[Entries with figure data]
###

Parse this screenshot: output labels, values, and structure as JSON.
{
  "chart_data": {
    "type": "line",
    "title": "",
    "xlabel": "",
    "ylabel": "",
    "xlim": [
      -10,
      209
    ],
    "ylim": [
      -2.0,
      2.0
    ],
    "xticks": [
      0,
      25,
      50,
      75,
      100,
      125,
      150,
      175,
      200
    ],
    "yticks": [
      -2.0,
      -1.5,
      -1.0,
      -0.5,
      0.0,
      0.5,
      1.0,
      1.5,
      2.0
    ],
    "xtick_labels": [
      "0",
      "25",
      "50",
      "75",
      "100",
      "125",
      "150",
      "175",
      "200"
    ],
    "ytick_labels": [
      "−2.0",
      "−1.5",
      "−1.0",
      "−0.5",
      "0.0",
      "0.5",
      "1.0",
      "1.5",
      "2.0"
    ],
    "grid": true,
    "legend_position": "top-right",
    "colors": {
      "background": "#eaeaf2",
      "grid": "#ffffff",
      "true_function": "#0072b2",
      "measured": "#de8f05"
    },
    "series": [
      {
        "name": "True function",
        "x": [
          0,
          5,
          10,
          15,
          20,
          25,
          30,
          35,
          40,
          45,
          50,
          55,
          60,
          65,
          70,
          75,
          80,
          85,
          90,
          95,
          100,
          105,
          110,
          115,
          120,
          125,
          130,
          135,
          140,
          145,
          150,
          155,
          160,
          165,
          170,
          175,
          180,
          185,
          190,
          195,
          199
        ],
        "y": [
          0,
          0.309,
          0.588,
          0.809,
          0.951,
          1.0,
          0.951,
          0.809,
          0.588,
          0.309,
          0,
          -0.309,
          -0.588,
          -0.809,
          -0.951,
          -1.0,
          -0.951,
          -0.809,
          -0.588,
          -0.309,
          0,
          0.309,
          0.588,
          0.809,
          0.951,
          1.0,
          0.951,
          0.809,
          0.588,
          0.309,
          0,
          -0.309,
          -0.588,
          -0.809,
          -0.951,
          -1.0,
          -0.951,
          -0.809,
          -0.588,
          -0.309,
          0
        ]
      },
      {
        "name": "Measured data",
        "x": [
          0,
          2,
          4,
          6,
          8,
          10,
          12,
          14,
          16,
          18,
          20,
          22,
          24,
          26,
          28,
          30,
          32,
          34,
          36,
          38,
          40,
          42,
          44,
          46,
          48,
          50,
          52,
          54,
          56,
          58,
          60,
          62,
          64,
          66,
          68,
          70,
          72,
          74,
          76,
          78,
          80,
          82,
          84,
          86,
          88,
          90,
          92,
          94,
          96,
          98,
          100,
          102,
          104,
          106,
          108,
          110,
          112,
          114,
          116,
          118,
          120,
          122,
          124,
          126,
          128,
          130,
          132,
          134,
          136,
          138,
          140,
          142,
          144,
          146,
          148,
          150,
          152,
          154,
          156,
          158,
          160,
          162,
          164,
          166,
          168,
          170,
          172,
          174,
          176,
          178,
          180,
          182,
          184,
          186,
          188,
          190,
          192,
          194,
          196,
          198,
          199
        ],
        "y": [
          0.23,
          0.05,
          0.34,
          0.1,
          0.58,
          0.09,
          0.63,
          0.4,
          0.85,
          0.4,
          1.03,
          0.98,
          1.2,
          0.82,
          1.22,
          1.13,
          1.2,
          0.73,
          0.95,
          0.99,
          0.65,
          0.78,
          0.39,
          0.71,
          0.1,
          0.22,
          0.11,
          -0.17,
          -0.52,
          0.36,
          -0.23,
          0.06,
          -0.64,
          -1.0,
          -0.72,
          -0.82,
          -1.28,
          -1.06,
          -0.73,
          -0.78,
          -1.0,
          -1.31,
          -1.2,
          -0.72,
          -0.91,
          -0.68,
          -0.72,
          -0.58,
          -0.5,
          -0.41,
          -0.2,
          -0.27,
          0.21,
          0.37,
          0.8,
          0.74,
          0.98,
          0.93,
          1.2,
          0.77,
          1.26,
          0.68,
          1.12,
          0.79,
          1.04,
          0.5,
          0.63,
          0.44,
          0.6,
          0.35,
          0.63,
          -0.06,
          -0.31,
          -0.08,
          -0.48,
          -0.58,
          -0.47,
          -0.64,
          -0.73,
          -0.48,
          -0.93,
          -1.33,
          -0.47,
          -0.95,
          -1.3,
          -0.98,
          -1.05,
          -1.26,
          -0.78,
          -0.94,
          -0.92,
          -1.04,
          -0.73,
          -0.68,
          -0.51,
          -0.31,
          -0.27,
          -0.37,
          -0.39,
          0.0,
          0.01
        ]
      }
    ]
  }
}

###

EXERCISE DETAILS
Working from the material above, state how many lines contain "name"; give only the number.

EXERCISE SOLUTION
2